**AIM:** Check every line below for the word "date" and show those that hold it.

(Stored entries)
┌──

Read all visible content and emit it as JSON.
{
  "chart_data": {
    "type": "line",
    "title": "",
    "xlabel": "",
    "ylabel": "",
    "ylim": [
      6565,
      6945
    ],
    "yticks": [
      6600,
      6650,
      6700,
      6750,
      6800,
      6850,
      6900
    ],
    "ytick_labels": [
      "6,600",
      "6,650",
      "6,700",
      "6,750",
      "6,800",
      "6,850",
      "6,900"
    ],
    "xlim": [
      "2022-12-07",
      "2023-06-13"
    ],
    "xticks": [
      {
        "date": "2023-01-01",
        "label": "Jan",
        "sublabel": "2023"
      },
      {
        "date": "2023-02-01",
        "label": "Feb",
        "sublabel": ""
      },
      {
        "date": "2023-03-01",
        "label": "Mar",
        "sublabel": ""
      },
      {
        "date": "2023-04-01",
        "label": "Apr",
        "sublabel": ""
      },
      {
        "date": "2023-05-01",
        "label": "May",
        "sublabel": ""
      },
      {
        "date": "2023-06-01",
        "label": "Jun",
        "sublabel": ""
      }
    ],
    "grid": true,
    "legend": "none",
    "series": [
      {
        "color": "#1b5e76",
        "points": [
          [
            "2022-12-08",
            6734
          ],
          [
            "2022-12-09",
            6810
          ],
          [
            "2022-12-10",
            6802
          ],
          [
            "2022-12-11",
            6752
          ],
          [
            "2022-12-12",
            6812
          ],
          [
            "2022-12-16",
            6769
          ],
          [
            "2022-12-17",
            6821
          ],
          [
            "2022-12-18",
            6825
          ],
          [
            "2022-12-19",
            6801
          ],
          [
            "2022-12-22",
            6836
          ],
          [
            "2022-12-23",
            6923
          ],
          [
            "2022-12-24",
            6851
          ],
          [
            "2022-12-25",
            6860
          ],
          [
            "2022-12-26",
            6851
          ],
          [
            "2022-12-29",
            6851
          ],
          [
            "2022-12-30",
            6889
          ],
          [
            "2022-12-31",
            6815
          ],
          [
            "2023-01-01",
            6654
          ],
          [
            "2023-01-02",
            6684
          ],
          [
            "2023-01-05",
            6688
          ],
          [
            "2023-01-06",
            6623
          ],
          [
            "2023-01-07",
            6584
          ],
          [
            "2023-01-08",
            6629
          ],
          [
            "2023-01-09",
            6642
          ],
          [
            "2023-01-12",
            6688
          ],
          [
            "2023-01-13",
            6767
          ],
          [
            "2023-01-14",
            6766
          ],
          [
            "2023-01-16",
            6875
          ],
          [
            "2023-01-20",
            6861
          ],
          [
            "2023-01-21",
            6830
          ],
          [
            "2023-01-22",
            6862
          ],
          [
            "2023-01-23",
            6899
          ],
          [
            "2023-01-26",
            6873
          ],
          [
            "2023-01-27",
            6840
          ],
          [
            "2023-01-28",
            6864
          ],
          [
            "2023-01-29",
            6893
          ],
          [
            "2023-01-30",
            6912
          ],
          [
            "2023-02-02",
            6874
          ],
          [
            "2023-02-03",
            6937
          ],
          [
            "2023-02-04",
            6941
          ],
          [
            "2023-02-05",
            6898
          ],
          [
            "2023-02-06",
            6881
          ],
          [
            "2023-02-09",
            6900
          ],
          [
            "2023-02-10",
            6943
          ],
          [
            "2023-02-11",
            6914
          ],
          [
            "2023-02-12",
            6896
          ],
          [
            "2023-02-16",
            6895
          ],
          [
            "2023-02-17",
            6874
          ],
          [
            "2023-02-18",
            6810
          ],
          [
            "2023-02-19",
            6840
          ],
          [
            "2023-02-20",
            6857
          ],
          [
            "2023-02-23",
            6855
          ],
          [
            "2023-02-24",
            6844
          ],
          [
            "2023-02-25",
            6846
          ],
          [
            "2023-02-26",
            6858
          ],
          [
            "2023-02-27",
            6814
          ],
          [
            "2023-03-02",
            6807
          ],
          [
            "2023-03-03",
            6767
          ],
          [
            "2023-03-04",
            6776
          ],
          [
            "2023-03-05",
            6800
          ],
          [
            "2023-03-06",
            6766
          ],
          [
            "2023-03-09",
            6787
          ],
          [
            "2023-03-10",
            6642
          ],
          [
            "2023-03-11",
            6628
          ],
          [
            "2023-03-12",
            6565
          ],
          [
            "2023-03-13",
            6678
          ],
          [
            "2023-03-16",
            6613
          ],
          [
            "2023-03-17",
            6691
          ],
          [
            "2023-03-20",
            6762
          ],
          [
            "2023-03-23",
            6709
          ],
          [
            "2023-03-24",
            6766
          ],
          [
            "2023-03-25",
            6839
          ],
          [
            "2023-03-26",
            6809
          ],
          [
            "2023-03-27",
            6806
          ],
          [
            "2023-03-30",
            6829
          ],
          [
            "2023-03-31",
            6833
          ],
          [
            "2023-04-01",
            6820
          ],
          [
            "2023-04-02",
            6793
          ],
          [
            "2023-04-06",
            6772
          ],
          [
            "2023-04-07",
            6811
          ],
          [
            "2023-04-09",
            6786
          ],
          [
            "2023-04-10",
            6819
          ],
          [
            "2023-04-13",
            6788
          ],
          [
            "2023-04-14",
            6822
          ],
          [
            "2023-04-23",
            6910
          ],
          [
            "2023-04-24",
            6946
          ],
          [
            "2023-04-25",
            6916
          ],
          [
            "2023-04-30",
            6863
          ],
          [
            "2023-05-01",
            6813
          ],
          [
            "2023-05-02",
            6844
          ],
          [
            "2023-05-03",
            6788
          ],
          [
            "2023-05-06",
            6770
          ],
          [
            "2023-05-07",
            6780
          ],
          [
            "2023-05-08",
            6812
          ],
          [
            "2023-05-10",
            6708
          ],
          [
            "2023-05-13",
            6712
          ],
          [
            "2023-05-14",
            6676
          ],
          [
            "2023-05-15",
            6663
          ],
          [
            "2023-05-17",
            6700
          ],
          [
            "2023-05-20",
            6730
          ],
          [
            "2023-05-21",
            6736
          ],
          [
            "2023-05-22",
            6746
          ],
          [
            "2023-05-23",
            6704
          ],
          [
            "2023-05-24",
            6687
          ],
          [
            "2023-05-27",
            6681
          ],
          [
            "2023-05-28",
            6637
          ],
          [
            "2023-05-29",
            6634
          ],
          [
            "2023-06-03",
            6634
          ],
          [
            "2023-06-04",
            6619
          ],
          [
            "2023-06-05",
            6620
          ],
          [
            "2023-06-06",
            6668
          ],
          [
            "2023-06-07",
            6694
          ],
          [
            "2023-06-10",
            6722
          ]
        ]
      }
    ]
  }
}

└──

**SOLUTION TO THIS TASK:**
        "date": "2023-01-01",
        "date": "2023-02-01",
        "date": "2023-03-01",
        "date": "2023-04-01",
        "date": "2023-05-01",
        "date": "2023-06-01",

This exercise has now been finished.